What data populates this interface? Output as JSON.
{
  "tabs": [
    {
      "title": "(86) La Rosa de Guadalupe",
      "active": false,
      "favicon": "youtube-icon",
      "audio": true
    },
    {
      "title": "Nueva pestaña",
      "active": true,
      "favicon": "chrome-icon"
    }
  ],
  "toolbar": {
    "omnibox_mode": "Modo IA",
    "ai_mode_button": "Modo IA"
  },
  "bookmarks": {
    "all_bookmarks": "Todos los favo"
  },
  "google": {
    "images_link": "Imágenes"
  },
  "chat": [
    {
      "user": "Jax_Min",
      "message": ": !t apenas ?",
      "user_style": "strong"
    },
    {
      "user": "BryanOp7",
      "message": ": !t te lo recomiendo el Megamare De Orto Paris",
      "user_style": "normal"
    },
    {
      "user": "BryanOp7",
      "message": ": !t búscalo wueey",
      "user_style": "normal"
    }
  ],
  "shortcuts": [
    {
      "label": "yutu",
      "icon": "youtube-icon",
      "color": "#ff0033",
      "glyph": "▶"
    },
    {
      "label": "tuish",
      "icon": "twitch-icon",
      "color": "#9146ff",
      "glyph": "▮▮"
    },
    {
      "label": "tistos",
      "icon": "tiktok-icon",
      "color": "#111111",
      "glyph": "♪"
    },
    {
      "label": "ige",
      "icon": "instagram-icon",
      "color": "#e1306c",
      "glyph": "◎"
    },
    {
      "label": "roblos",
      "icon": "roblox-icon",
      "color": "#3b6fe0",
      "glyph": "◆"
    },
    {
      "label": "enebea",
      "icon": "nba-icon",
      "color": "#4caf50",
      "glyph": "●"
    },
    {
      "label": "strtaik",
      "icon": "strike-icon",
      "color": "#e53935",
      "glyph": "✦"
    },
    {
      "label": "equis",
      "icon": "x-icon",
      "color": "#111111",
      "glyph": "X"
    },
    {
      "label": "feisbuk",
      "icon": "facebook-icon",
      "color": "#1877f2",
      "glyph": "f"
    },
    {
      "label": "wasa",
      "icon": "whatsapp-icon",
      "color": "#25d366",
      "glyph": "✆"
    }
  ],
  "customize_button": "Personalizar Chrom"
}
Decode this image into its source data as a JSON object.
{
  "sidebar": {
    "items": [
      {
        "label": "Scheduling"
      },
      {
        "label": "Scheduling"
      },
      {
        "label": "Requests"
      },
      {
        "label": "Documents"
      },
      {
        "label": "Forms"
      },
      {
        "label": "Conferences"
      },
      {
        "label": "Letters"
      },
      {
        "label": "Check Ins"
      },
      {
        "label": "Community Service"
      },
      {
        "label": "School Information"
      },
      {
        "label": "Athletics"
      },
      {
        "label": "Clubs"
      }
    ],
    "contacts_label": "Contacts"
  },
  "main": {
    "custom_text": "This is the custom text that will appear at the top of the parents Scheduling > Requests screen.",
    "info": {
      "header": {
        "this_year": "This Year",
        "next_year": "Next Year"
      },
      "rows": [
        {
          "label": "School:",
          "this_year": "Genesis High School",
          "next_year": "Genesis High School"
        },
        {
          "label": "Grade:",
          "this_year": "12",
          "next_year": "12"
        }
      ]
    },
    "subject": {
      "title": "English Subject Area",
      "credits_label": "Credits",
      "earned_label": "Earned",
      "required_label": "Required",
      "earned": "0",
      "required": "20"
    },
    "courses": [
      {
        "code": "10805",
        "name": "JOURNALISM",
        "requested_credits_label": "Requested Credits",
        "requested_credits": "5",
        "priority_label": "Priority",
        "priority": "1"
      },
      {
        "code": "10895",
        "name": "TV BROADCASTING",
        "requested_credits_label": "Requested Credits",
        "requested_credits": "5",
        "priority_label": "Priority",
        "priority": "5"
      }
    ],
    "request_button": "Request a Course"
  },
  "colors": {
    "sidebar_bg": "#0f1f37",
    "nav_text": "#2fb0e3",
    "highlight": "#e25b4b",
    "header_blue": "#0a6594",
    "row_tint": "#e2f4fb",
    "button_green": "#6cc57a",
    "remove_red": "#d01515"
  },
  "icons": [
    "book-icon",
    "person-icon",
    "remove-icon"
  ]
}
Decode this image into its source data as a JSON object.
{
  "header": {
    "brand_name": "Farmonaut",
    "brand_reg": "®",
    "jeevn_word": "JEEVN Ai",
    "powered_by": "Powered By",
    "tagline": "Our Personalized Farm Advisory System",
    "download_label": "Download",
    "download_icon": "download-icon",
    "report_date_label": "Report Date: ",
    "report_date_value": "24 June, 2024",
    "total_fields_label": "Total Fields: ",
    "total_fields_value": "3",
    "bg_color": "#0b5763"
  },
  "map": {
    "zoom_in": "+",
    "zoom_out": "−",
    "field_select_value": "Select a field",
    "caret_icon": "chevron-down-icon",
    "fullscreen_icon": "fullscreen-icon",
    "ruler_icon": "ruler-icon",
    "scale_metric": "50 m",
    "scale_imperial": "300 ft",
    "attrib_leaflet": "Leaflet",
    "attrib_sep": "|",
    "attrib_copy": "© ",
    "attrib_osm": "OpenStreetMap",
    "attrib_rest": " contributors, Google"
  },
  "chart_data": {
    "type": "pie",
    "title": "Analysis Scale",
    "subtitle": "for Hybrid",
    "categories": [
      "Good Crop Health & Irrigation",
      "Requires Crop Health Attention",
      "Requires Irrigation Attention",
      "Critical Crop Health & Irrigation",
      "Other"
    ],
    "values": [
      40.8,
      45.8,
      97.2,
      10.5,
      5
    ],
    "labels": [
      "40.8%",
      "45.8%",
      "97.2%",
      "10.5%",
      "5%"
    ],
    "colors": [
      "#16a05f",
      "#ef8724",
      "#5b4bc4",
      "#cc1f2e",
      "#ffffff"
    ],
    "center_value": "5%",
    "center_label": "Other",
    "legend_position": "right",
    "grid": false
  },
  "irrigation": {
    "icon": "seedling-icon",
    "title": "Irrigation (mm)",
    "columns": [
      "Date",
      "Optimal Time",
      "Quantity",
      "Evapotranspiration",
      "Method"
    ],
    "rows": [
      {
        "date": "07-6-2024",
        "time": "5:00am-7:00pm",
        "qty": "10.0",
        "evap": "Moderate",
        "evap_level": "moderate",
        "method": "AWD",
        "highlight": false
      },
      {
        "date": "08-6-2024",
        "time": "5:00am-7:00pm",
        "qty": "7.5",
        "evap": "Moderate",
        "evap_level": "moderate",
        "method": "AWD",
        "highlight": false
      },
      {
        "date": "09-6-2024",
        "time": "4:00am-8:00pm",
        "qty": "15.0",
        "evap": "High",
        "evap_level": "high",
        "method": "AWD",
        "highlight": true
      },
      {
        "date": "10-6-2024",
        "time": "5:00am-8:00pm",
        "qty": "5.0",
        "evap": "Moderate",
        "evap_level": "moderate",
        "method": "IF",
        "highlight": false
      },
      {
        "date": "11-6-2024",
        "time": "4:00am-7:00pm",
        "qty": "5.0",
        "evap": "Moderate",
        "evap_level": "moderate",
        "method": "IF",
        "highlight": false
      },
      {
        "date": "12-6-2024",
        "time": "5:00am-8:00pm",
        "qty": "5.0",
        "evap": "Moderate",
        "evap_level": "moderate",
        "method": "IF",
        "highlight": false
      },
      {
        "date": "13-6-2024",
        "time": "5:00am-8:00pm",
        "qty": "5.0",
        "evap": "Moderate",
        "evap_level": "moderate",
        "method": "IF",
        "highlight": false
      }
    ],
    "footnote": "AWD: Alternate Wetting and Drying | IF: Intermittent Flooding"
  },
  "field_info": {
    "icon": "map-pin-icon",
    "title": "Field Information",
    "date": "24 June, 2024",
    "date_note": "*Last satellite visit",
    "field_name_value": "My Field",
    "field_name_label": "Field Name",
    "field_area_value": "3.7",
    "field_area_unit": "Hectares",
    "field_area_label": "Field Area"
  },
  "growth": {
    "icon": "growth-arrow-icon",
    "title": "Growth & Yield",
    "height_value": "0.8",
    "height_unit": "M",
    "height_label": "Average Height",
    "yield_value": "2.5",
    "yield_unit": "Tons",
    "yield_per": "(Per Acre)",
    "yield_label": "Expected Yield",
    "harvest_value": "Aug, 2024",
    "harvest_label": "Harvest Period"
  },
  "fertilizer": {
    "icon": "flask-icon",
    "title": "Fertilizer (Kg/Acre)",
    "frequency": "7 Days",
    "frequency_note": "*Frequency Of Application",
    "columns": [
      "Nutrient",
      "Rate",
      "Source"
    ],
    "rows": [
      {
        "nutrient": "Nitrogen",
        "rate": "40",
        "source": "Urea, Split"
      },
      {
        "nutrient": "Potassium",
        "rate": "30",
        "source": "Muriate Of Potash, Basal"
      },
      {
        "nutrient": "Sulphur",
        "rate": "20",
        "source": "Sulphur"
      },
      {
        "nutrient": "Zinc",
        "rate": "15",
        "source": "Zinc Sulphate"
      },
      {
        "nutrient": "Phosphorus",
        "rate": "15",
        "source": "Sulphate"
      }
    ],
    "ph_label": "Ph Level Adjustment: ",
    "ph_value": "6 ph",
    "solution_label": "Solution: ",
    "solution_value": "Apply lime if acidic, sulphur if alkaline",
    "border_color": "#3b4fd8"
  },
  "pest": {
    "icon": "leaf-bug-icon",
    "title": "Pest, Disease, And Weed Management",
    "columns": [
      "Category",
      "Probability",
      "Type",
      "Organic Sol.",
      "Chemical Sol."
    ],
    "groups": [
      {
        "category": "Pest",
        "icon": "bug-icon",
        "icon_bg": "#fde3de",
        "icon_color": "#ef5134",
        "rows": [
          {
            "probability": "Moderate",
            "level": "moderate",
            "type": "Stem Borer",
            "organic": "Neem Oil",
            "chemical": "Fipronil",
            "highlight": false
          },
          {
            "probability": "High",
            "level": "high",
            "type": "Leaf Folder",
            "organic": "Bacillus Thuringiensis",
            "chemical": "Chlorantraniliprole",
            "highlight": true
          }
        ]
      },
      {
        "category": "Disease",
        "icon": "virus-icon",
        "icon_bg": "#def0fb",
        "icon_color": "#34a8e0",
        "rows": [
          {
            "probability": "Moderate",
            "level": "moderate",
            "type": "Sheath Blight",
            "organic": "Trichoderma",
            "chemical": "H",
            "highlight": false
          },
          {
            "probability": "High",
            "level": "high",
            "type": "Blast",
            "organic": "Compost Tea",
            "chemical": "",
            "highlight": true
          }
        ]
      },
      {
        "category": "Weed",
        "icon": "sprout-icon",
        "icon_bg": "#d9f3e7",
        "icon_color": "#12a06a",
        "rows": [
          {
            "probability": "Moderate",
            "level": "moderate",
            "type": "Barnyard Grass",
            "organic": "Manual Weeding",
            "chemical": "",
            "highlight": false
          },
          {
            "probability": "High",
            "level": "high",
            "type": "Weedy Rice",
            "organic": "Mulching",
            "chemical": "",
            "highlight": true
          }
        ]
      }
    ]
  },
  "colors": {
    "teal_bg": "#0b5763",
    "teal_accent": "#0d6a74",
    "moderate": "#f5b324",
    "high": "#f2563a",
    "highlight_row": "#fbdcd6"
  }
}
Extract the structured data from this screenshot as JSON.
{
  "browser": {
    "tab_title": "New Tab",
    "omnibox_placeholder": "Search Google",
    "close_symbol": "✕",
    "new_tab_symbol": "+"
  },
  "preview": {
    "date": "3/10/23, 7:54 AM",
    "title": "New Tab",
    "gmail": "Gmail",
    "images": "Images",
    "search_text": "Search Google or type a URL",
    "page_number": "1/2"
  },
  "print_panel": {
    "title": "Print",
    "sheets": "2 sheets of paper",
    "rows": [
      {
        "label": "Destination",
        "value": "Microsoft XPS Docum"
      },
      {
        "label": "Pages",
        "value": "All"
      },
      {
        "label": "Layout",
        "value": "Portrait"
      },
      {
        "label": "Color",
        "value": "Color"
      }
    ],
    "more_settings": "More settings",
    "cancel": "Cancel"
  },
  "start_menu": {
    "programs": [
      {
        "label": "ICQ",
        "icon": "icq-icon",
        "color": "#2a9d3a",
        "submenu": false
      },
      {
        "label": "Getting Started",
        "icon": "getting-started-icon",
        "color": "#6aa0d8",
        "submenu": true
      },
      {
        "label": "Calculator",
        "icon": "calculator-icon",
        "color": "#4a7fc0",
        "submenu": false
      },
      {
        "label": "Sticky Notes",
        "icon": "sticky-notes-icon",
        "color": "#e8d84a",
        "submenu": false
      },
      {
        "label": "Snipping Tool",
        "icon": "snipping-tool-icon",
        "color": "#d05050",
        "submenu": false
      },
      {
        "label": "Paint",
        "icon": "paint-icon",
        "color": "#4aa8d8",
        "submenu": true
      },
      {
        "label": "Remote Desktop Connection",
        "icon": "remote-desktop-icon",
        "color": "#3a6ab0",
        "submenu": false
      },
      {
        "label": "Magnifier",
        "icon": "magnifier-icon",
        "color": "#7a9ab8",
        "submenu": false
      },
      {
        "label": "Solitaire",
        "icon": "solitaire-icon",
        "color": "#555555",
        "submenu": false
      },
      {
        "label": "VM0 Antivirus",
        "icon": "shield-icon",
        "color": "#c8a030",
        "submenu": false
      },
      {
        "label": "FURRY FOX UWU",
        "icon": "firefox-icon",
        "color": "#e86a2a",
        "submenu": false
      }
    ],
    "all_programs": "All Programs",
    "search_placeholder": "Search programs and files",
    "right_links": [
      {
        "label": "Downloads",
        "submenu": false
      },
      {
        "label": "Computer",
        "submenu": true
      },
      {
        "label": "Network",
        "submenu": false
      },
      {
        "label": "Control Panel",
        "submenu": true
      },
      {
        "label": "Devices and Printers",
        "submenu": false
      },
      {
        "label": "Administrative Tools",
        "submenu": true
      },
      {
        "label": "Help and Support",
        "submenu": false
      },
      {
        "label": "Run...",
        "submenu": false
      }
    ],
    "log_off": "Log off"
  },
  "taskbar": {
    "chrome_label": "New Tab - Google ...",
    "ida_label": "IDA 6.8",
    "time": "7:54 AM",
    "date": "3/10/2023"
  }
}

• • • • •

■ PROBLEM DETAILS ■
Collect every line from the records above that contains the word "June".

■ ANSWER TO THIS PROBLEM ■
    "report_date_value": "24 June, 2024",
    "date": "24 June, 2024",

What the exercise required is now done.